### WORK TASK 1
According to the speaker post, why should someone try the notch filter no matter which tweeter they use?
### WORK TASK 2
In the speaker post, what capacitor value is the writer currently running in series with the tweeter?
### WORK TASK 3
Repeat the passage of the speaker post between "I would suggest" and "of 'cut' youwant.", inclusive.

### SOURCE DOCUMENT
"""

I use the 208ez in a horn speaker with the Fostex T90A as my tweeter. You can cross using a 0.47uF capacitor in series, or I am currently running with a 0.68uF cap in series, and a 10ohm resistor across the tweeter terminals. This boosts the upper midrange a little whilst better matching the tweeter to the 208.

I am not fussed with running the 208 full range as there is a nasty peak somewhere in the 4khz range that emphasizes sibilance. If you run it full range with a cap in series with the tweeter i found it worsens the problem. So i have a filter of 0.33mh, 5.6 ohm,2.5uF wired in parallel then wired in series with the 208 driver to act as a notch filter. This produces a more flatter response.

I would suggest you try the filter regardless of the tweeter you use as you may be blaming the tweeter for an issue that resides with the 208. Note, the BIB would likely require a higher inductor (I have heard up to 1.2mH used), and a cap somewhere around 2.2 to 2.7uF depending on your taste. The resistor can also be varied depending on the level of 'cut' youwant.

"""

### Document structure recognition data
"""

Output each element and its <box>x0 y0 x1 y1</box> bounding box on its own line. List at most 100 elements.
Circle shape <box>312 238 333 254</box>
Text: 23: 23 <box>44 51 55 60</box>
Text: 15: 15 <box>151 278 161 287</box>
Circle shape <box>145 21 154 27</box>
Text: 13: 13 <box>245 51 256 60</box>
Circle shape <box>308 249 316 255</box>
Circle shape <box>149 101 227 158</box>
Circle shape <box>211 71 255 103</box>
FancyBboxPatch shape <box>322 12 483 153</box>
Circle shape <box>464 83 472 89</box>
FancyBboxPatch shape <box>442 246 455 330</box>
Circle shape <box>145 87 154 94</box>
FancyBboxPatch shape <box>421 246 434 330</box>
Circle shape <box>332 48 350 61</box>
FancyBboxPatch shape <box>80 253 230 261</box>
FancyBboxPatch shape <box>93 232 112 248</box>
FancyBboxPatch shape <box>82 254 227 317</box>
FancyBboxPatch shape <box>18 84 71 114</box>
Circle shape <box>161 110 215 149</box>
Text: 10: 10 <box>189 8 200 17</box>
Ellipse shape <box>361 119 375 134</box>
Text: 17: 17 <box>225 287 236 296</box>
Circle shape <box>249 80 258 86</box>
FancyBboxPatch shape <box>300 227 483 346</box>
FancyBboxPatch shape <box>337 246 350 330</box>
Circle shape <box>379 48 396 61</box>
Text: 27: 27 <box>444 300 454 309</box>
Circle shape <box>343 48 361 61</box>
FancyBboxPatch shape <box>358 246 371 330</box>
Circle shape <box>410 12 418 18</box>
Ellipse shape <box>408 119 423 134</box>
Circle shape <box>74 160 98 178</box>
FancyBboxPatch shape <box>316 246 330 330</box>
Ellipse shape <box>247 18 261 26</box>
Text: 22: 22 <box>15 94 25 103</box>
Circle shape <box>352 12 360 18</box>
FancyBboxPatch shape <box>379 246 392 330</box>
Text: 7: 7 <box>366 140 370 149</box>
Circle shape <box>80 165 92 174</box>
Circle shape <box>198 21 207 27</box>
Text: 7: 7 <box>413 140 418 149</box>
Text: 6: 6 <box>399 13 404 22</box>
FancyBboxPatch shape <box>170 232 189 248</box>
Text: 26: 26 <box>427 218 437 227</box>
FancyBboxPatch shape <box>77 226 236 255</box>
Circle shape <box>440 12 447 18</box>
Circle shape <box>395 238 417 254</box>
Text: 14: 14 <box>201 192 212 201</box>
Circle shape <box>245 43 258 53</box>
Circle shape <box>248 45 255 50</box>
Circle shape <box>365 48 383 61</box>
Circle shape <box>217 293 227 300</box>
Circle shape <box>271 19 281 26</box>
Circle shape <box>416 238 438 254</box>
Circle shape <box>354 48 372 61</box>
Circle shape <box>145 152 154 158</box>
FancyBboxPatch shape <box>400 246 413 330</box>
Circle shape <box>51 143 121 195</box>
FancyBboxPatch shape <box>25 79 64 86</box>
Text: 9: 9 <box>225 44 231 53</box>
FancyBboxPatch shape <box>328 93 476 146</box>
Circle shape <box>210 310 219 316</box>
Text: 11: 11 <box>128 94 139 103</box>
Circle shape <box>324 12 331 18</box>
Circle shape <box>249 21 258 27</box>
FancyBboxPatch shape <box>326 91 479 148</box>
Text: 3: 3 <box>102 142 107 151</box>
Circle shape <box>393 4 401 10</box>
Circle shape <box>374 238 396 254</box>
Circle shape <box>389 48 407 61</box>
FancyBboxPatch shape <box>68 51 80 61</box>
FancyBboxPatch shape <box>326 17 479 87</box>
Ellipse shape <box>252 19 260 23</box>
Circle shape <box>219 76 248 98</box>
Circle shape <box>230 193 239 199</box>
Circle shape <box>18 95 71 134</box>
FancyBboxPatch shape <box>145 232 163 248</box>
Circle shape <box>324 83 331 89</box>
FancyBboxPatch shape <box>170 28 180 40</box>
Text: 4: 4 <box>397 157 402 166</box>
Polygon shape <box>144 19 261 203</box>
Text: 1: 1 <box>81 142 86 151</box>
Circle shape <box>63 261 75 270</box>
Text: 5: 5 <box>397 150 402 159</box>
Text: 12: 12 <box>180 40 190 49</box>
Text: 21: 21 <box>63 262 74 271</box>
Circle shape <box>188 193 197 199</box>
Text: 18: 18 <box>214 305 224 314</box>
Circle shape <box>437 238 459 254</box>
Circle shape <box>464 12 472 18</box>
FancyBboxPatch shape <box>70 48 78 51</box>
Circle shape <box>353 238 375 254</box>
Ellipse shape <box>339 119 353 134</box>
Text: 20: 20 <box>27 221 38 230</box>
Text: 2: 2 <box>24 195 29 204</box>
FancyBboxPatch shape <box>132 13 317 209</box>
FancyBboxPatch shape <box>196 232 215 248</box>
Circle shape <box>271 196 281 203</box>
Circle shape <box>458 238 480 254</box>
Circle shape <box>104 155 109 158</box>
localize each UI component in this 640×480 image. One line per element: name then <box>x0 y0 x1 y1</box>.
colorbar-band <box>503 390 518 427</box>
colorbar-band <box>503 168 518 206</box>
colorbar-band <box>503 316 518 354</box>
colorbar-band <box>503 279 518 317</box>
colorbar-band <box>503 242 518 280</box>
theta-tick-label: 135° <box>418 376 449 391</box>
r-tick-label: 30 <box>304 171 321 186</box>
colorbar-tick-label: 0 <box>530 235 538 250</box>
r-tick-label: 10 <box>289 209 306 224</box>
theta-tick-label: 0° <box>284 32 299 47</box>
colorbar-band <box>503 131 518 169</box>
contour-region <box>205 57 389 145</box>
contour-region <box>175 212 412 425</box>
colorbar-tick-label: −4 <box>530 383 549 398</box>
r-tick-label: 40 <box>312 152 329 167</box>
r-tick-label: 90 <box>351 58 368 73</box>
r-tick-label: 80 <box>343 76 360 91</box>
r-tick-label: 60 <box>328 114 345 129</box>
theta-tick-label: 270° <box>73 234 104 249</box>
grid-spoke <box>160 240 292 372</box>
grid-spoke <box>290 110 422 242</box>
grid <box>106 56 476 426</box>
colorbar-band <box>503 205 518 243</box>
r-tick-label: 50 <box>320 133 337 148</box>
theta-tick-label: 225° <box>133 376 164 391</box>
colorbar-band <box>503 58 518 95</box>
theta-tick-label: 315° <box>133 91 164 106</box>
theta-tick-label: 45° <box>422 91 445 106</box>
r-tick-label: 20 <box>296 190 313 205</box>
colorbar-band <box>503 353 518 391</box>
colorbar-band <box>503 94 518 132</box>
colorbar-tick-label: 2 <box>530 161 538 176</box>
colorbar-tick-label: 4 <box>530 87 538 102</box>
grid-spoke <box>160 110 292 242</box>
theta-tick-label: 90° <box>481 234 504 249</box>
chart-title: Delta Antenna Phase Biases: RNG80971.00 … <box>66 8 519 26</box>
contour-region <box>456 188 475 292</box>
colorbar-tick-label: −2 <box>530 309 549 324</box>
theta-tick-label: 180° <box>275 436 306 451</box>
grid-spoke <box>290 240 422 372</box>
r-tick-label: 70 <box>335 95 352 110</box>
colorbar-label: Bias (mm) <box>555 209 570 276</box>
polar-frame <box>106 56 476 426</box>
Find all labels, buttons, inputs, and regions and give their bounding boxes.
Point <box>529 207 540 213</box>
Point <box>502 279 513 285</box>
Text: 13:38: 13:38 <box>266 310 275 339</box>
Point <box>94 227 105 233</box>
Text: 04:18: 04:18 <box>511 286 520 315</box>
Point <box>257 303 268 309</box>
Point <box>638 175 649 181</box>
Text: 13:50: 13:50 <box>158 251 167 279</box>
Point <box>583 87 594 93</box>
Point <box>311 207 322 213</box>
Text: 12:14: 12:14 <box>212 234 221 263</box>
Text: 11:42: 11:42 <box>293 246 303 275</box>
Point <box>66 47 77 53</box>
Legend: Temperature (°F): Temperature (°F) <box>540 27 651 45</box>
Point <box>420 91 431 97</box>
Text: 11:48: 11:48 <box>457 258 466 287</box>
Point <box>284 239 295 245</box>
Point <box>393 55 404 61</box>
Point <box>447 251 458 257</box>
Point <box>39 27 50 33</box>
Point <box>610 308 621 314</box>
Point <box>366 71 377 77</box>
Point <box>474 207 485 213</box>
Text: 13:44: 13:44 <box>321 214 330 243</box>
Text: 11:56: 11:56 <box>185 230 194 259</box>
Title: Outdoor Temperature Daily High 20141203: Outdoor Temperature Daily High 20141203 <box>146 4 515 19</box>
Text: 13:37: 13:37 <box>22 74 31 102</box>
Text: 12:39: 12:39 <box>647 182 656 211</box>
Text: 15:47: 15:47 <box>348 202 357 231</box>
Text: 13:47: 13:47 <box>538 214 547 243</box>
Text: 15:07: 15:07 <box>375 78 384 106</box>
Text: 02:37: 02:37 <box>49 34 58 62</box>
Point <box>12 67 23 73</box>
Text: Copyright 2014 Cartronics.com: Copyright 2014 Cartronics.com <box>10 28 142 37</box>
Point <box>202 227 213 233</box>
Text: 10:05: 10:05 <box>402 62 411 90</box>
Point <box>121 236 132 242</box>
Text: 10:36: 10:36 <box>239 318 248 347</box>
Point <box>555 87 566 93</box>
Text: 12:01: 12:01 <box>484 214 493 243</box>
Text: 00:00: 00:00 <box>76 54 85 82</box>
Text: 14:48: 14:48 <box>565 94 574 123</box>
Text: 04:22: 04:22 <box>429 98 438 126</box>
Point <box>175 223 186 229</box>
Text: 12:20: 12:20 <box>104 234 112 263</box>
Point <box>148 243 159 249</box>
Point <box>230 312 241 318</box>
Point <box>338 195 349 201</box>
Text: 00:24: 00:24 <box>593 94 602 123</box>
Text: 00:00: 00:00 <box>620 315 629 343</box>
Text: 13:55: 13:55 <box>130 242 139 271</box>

"""

### YOUR RESPONSE 1
The problem may lie with the 208 rather than the tweeter, so someone might wrongly blame the tweeter.

### YOUR RESPONSE 2
A 0.68uF capacitor.

### YOUR RESPONSE 3
I would suggest you try the filter regardless of the tweeter you use as you may be blaming the tweeter for an issue that resides with the 208. Note, the BIB would likely require a higher inductor (I have heard up to 1.2mH used), and a cap somewhere around 2.2 to 2.7uF depending on your taste. The resistor can also be varied depending on the level of 'cut' youwant.